[begin Data for processing]

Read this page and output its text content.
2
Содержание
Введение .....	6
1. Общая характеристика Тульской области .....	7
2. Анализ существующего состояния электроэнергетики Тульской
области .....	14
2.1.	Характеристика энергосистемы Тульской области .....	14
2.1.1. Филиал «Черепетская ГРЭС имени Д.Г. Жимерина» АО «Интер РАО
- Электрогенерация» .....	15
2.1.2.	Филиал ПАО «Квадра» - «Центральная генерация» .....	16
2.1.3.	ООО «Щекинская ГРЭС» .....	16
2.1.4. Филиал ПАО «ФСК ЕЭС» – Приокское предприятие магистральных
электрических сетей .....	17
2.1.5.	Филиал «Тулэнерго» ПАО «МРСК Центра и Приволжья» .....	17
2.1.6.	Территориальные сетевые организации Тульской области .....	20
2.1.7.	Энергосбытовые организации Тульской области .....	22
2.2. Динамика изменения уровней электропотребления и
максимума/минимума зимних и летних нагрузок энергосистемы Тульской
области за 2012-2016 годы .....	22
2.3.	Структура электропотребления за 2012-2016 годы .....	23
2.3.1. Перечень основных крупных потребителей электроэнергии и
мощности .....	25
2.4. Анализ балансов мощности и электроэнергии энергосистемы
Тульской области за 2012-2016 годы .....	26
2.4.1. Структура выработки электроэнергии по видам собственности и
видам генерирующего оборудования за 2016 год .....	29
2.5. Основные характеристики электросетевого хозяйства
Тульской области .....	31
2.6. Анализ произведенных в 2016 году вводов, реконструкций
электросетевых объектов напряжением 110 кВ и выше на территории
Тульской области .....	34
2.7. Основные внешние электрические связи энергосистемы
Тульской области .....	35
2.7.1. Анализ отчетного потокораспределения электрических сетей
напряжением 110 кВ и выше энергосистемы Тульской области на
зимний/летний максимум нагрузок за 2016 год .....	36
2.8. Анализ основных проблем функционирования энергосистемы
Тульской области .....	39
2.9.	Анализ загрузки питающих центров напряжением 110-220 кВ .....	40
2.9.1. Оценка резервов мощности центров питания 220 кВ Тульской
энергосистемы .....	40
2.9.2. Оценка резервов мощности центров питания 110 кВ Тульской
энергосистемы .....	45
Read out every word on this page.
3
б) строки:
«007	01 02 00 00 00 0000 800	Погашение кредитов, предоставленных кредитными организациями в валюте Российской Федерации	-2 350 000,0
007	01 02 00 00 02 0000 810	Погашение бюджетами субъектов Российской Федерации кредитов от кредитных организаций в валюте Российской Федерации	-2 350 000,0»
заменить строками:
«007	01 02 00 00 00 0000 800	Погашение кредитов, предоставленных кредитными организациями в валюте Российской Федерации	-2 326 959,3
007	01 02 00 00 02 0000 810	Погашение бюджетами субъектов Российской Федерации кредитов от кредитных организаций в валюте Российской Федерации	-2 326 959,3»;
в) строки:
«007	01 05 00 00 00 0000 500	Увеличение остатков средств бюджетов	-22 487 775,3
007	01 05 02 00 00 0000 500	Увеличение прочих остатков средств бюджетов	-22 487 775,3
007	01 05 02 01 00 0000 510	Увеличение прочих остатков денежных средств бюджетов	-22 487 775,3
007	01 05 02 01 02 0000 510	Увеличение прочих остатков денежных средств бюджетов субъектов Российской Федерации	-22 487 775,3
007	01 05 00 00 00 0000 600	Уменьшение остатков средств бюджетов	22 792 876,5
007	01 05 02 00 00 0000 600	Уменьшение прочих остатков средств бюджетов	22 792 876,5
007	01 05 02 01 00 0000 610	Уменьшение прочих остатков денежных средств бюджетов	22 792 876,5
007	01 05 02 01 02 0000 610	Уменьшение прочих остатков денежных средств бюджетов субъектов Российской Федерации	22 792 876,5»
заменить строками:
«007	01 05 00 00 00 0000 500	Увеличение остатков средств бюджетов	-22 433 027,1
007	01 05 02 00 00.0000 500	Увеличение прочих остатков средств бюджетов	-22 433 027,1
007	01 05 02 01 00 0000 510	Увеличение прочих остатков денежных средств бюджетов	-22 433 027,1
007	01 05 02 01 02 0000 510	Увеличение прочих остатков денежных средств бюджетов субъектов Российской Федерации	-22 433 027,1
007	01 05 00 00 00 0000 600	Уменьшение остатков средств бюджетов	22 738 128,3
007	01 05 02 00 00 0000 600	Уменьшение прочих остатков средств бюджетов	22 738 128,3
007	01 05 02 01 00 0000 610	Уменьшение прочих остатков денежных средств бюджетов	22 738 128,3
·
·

[end Data for processing]

Look through the records and gather each line with the word "электроэнергии".

The completed task —
2.3.1. Перечень основных крупных потребителей электроэнергии и
2.4. Анализ балансов мощности и электроэнергии энергосистемы
2.4.1. Структура выработки электроэнергии по видам собственности и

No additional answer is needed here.